• [Input]
┌──
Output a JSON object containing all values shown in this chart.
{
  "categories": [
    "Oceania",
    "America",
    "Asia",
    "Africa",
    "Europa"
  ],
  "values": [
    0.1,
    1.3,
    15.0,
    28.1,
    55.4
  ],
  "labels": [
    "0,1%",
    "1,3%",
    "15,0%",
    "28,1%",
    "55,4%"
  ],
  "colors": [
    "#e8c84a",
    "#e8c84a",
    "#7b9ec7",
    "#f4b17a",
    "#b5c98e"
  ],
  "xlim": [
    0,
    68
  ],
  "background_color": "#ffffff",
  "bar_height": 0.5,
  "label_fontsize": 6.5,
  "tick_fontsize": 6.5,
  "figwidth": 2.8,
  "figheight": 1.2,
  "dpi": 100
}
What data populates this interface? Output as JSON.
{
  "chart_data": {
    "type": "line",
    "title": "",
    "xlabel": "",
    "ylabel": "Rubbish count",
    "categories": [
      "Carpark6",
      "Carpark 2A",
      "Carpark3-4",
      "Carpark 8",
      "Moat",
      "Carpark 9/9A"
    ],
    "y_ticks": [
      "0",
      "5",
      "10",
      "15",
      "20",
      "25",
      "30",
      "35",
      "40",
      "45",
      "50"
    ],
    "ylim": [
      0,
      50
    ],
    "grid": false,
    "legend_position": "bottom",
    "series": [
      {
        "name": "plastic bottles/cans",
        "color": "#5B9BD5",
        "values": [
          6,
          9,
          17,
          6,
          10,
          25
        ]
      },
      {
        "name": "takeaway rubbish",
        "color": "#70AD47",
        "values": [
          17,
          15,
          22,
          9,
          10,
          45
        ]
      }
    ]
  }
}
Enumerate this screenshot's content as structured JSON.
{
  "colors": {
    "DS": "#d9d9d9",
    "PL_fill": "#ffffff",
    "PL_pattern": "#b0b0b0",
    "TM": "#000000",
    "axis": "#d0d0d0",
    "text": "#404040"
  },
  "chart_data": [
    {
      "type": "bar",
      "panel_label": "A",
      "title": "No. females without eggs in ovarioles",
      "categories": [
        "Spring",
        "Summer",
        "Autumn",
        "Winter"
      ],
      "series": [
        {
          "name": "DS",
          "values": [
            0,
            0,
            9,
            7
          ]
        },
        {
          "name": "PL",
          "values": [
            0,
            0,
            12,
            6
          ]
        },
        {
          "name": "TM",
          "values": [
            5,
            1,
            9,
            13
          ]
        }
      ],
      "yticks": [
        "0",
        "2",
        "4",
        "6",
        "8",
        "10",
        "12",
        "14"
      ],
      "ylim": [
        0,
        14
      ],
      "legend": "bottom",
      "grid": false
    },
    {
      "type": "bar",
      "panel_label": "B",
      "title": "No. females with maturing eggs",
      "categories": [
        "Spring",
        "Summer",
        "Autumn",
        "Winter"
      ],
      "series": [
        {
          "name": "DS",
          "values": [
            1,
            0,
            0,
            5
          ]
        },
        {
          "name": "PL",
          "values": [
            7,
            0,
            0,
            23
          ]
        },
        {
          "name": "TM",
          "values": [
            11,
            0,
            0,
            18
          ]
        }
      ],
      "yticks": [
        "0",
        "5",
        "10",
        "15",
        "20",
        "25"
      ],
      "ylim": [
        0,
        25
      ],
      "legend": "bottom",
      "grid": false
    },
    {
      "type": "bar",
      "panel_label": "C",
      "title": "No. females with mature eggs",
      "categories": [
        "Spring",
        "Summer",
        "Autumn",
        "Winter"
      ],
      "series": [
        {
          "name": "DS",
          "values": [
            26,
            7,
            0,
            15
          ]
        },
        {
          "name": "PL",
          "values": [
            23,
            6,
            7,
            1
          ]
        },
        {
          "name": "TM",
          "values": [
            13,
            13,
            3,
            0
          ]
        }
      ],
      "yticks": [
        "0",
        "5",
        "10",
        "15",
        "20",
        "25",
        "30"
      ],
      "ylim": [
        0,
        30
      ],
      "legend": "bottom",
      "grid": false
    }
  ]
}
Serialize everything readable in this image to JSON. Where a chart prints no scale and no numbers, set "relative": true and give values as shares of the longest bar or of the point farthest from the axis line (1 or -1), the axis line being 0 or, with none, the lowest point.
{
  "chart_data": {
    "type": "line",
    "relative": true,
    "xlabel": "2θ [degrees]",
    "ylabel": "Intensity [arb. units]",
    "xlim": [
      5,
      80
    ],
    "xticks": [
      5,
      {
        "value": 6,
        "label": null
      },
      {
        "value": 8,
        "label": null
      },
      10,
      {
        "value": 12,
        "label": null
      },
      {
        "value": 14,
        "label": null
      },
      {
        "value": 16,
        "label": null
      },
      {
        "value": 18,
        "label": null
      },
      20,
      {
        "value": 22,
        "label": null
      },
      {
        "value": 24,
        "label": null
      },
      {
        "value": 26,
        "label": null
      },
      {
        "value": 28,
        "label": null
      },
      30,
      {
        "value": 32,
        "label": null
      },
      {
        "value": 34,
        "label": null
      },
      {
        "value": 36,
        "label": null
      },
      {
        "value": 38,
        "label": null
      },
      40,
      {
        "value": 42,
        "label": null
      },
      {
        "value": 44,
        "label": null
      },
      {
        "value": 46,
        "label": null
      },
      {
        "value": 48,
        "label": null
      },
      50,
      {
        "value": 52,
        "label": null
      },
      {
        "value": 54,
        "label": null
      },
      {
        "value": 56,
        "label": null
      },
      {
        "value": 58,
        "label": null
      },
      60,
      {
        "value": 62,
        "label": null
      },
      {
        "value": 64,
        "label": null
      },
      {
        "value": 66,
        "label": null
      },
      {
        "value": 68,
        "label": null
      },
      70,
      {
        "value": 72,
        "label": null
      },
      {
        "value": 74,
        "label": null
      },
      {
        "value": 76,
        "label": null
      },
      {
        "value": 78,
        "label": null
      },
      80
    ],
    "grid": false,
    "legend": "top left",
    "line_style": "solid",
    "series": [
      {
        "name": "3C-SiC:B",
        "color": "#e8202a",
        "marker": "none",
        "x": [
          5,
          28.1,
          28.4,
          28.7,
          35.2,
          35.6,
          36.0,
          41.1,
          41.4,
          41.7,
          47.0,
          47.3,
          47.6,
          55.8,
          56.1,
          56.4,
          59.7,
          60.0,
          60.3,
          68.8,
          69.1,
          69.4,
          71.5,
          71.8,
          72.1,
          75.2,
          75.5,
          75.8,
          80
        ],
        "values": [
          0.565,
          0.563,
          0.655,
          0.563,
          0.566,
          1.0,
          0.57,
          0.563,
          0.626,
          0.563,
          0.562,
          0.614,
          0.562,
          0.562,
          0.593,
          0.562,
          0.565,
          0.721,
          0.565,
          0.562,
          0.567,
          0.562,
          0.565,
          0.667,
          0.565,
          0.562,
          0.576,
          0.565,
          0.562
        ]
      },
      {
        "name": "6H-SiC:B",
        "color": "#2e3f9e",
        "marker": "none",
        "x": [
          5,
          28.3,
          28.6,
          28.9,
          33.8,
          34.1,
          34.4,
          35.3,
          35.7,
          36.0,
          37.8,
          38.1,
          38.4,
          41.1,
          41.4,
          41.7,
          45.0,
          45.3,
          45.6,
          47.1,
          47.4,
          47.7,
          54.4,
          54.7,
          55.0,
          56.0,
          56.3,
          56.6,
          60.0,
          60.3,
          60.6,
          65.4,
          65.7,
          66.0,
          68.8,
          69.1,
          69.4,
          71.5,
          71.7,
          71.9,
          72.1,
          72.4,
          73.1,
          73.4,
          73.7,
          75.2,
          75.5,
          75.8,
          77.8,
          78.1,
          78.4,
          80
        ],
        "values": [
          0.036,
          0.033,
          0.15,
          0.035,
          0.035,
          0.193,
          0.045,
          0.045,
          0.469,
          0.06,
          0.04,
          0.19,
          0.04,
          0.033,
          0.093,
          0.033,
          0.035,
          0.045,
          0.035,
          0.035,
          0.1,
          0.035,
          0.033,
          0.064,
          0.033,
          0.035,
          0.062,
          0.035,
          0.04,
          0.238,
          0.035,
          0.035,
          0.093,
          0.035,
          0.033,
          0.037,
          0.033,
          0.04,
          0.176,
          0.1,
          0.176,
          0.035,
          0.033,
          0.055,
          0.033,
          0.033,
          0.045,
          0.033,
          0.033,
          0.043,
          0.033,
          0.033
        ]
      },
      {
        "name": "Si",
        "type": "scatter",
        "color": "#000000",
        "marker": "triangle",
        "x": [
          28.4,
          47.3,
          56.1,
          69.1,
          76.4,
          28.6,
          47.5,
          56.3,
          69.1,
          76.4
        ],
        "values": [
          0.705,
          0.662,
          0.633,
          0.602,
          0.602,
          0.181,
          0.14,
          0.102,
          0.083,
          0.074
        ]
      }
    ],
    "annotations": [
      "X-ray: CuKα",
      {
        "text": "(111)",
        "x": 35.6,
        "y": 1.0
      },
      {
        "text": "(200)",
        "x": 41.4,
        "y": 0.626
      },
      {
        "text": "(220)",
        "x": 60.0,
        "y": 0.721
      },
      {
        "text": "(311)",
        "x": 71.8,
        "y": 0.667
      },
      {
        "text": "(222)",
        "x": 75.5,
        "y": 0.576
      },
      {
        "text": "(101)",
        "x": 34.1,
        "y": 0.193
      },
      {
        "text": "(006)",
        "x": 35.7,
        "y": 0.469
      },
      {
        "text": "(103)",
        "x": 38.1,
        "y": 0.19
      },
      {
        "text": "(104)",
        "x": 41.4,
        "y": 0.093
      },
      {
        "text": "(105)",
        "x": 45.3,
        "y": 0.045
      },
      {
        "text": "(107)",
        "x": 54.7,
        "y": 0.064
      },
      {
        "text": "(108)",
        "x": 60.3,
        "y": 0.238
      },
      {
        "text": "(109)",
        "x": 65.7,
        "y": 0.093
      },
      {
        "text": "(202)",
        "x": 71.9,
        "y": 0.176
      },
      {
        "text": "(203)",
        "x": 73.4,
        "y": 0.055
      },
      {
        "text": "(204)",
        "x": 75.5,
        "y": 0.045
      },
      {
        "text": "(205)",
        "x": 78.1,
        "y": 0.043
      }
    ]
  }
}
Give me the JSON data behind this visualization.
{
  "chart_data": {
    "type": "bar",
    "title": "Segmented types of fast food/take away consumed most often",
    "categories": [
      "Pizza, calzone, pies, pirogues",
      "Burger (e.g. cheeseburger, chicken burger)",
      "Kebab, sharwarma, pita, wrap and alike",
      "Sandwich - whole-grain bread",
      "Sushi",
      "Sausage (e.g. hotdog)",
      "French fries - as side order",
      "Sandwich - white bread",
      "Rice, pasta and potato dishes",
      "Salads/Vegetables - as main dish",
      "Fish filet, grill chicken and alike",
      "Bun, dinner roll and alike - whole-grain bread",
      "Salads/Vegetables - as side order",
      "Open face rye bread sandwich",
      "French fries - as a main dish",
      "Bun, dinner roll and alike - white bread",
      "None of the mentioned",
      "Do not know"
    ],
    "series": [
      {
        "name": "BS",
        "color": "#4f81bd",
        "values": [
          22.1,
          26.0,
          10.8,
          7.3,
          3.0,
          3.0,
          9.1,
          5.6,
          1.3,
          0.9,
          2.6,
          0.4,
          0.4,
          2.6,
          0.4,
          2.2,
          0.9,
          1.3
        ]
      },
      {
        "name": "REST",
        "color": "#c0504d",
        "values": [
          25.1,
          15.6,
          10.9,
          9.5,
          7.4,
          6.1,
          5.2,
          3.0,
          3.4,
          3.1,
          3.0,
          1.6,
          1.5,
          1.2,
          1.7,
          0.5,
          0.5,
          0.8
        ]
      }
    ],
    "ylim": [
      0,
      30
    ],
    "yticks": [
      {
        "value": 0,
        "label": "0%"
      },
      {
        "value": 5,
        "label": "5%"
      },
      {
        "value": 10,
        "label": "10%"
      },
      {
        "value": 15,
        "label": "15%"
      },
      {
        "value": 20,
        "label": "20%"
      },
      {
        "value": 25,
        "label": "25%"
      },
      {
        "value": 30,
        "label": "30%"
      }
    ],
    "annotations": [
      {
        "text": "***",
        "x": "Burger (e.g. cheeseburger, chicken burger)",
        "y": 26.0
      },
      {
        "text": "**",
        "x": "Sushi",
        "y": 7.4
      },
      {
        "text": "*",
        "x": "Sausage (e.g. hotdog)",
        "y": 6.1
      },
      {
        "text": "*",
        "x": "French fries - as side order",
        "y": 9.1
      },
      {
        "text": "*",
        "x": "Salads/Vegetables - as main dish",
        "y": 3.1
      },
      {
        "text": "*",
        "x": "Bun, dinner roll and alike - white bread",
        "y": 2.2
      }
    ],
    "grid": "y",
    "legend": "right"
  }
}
└──
• [Task]
Where a line in the material contains "ylabel", copy that line.

• [Output below]
    "ylabel": "Rubbish count",
    "ylabel": "Intensity [arb. units]",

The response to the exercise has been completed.